* Begin *
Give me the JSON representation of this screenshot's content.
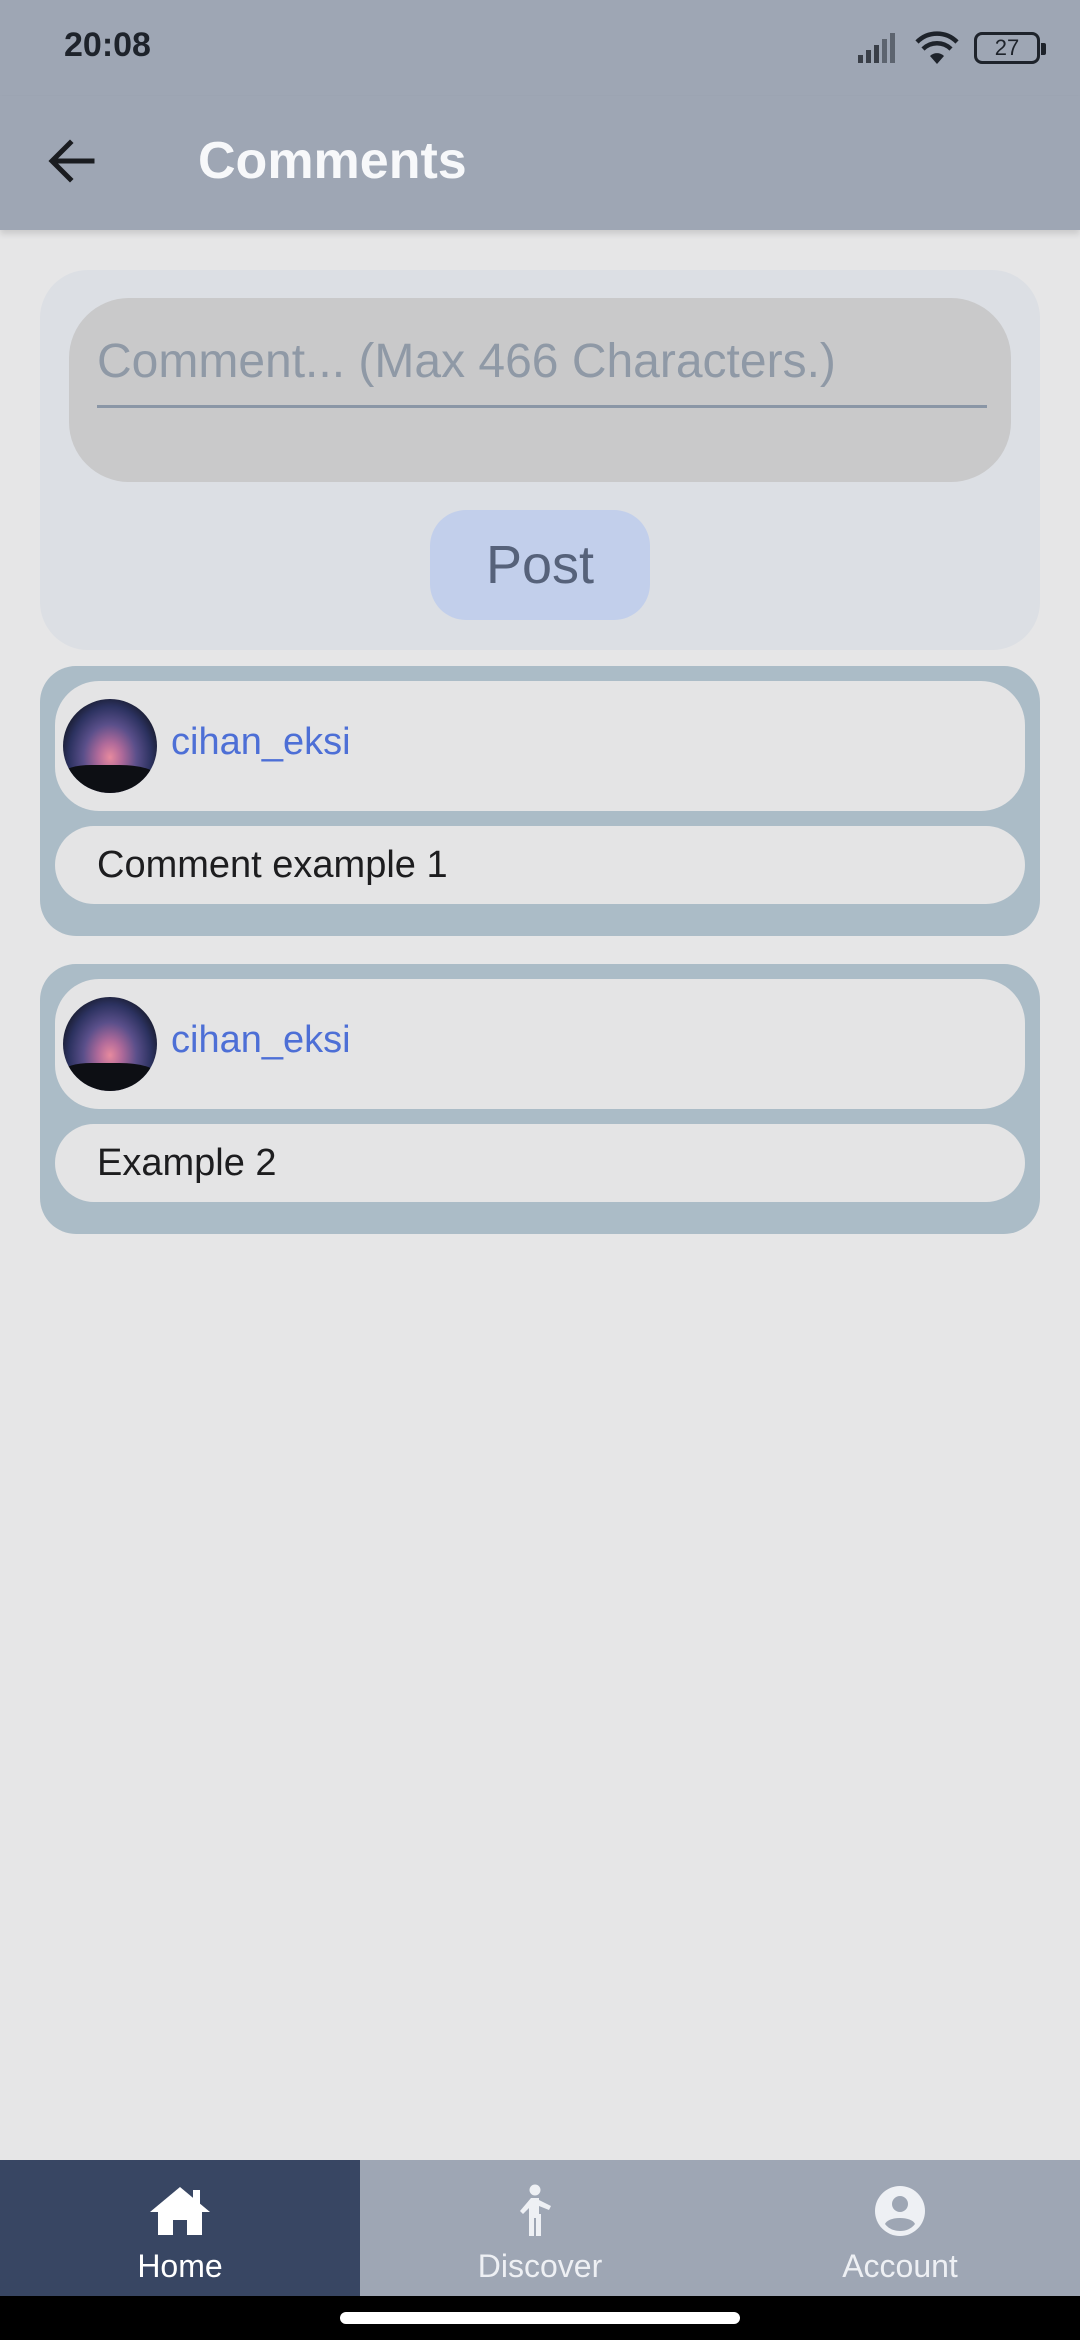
{
  "status_bar": {
    "time": "20:08",
    "battery": "27"
  },
  "header": {
    "title": "Comments"
  },
  "compose": {
    "placeholder": "Comment... (Max 466 Characters.)",
    "post_label": "Post"
  },
  "comments": [
    {
      "username": "cihan_eksi",
      "text": "Comment example 1"
    },
    {
      "username": "cihan_eksi",
      "text": "Example 2"
    }
  ],
  "bottom_nav": {
    "items": [
      {
        "label": "Home",
        "icon": "home-icon",
        "active": true
      },
      {
        "label": "Discover",
        "icon": "person-walking-icon",
        "active": false
      },
      {
        "label": "Account",
        "icon": "account-circle-icon",
        "active": false
      }
    ]
  },
  "colors": {
    "app_bar": "#9ea6b4",
    "nav_active": "#384663",
    "username": "#4d6fd6",
    "post_button": "#c2cfeb",
    "comment_card": "#abbcc7"
  }
}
* End *
Set each line of the records down exactly, leaving every picture out.

Give me the JSON representation of this screenshot's content.
{
  "status_bar": {
    "time": "20:08",
    "battery": "27"
  },
  "header": {
    "title": "Comments"
  },
  "compose": {
    "placeholder": "Comment... (Max 466 Characters.)",
    "post_label": "Post"
  },
  "comments": [
    {
      "username": "cihan_eksi",
      "text": "Comment example 1"
    },
    {
      "username": "cihan_eksi",
      "text": "Example 2"
    }
  ],
  "bottom_nav": {
    "items": [
      {
        "label": "Home",
        "icon": "home-icon",
        "active": true
      },
      {
        "label": "Discover",
        "icon": "person-walking-icon",
        "active": false
      },
      {
        "label": "Account",
        "icon": "account-circle-icon",
        "active": false
      }
    ]
  },
  "colors": {
    "app_bar": "#9ea6b4",
    "nav_active": "#384663",
    "username": "#4d6fd6",
    "post_button": "#c2cfeb",
    "comment_card": "#abbcc7"
  }
}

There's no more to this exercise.